## Job
List each line of the data that holds the string "البلدان".
········
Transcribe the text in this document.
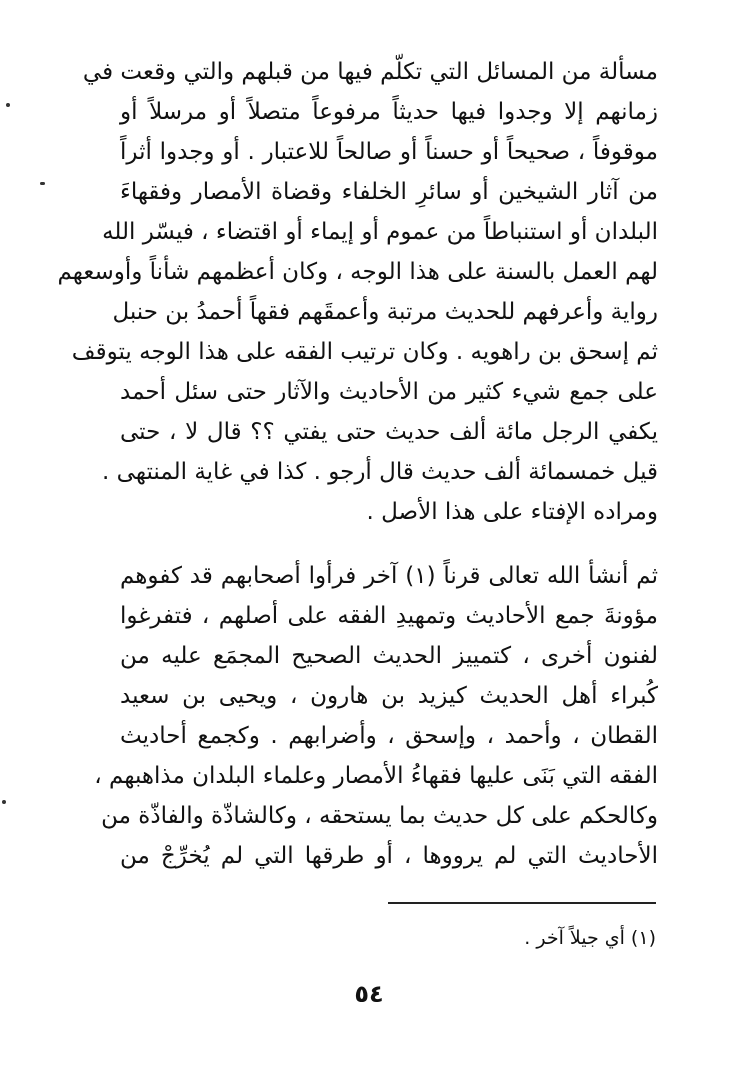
مسألة من المسائل التي تكلّم فيها من قبلهم والتي وقعت في
زمانهم إلا وجدوا فيها حديثاً مرفوعاً متصلاً أو مرسلاً أو
موقوفاً ، صحيحاً أو حسناً أو صالحاً للاعتبار . أو وجدوا أثراً
من آثار الشيخين أو سائرِ الخلفاء وقضاة الأمصار وفقهاءَ
البلدان أو استنباطاً من عموم أو إيماء أو اقتضاء ، فيسّر الله
لهم العمل بالسنة على هذا الوجه ، وكان أعظمهم شأناً وأوسعهم
رواية وأعرفهم للحديث مرتبة وأعمقَهم فقهاً أحمدُ بن حنبل
ثم إسحق بن راهويه . وكان ترتيب الفقه على هذا الوجه يتوقف
على جمع شيء كثير من الأحاديث والآثار حتى سئل أحمد
يكفي الرجل مائة ألف حديث حتى يفتي ؟؟ قال لا ، حتى
قيل خمسمائة ألف حديث قال أرجو . كذا في غاية المنتهى .
ومراده الإفتاء على هذا الأصل .
ثم أنشأ الله تعالى قرناً (١) آخر فرأوا أصحابهم قد كفوهم
مؤونةَ جمع الأحاديث وتمهيدِ الفقه على أصلهم ، فتفرغوا
لفنون أخرى ، كتمييز الحديث الصحيح المجمَع عليه من
كُبراء أهل الحديث كيزيد بن هارون ، ويحيى بن سعيد
القطان ، وأحمد ، وإسحق ، وأضرابهم . وكجمع أحاديث
الفقه التي بَنَى عليها فقهاءُ الأمصار وعلماء البلدان مذاهبهم ،
وكالحكم على كل حديث بما يستحقه ، وكالشاذّة والفاذّة من
الأحاديث التي لم يرووها ، أو طرقها التي لم يُخرِّجْ من
(١) أي جيلاً آخر .
٥٤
········
## Full output
البلدان أو استنباطاً من عموم أو إيماء أو اقتضاء ، فيسّر الله
الفقه التي بَنَى عليها فقهاءُ الأمصار وعلماء البلدان مذاهبهم ،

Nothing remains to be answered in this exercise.